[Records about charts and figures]
══════════

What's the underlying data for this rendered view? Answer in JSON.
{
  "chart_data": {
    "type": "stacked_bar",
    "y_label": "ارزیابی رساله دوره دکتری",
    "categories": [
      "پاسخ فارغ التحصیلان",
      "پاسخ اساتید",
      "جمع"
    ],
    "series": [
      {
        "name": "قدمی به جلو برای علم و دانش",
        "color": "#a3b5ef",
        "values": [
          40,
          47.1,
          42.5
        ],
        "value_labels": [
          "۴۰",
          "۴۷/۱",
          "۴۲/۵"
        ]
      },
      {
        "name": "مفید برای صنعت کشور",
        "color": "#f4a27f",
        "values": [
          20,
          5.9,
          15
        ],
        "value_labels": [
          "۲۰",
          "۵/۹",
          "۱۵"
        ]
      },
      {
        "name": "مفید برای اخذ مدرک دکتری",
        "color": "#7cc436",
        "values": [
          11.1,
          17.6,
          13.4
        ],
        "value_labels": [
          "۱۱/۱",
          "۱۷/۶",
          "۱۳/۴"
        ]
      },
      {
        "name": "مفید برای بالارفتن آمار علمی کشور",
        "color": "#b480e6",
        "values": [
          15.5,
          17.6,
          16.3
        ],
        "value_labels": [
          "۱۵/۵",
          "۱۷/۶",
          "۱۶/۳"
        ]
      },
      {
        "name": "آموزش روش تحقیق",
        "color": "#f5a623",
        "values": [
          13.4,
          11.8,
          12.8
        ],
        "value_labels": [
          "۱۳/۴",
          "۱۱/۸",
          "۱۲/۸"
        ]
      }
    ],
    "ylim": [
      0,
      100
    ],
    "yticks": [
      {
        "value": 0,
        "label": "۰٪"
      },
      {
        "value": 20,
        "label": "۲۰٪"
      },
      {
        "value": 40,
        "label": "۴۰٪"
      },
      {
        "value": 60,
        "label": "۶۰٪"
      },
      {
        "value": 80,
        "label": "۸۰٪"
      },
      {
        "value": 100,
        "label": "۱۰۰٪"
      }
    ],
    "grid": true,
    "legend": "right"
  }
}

══════════

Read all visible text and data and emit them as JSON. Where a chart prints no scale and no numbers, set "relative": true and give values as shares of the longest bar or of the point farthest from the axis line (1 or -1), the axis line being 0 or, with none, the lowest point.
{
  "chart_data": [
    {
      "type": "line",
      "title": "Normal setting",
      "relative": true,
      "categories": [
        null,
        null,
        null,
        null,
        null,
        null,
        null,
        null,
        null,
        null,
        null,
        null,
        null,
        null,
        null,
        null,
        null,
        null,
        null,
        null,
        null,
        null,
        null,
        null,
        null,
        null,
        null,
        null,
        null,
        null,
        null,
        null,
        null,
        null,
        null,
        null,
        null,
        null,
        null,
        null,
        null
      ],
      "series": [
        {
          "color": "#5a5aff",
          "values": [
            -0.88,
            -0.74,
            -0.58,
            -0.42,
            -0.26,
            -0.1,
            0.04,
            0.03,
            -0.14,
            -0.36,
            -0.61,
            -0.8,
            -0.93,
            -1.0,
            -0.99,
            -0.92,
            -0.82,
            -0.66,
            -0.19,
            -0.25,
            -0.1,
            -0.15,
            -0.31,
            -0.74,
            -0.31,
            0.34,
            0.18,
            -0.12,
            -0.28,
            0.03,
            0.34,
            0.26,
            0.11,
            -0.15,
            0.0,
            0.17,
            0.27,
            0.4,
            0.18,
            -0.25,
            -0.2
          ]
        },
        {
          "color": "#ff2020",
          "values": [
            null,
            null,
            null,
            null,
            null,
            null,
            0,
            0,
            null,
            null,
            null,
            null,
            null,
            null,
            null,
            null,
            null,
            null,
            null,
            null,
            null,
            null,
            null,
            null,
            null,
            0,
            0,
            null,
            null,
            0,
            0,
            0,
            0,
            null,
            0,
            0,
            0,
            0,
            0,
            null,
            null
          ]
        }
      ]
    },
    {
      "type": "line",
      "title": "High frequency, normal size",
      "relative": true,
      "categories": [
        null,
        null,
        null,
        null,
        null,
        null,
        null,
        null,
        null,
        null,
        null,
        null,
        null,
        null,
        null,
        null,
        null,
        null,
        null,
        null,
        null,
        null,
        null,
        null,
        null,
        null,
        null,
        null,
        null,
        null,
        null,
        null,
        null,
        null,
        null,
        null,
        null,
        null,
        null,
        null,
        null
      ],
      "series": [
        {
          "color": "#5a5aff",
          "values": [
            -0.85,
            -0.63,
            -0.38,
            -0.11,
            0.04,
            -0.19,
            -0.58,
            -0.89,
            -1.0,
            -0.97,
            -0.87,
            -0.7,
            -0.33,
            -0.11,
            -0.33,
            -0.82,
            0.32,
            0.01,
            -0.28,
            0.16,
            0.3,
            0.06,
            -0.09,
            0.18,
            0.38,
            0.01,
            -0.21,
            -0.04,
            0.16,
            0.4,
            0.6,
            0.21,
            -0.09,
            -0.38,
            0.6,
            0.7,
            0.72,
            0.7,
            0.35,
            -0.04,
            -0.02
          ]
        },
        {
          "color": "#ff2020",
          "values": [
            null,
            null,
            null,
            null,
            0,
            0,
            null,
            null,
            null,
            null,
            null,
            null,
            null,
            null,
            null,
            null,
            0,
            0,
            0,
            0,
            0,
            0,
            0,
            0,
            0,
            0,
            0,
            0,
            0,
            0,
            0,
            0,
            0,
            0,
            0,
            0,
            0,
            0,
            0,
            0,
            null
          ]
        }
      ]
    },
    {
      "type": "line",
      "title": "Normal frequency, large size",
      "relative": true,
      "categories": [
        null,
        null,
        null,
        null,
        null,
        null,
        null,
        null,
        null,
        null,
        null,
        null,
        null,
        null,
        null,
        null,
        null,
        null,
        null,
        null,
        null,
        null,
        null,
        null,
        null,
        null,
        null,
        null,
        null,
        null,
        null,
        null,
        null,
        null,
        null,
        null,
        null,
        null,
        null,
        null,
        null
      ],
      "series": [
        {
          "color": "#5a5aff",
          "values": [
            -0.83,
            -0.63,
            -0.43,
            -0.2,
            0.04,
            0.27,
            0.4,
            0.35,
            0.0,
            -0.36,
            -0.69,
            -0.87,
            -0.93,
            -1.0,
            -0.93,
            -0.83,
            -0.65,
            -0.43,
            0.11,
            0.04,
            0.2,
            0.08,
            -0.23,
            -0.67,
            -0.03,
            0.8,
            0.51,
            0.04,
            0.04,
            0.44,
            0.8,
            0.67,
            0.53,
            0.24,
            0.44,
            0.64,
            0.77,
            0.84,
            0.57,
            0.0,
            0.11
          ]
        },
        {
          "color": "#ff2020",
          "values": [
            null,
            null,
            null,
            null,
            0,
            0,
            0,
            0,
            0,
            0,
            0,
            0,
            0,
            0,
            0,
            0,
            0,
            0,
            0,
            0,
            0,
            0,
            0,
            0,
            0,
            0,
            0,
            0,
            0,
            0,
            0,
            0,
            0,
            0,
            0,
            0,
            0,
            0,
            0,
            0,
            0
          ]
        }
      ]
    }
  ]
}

══════════

Look above for every line with the word "مفید" and copy it.

        "name": "مفید برای صنعت کشور",
        "name": "مفید برای اخذ مدرک دکتری",
        "name": "مفید برای بالارفتن آمار علمی کشور",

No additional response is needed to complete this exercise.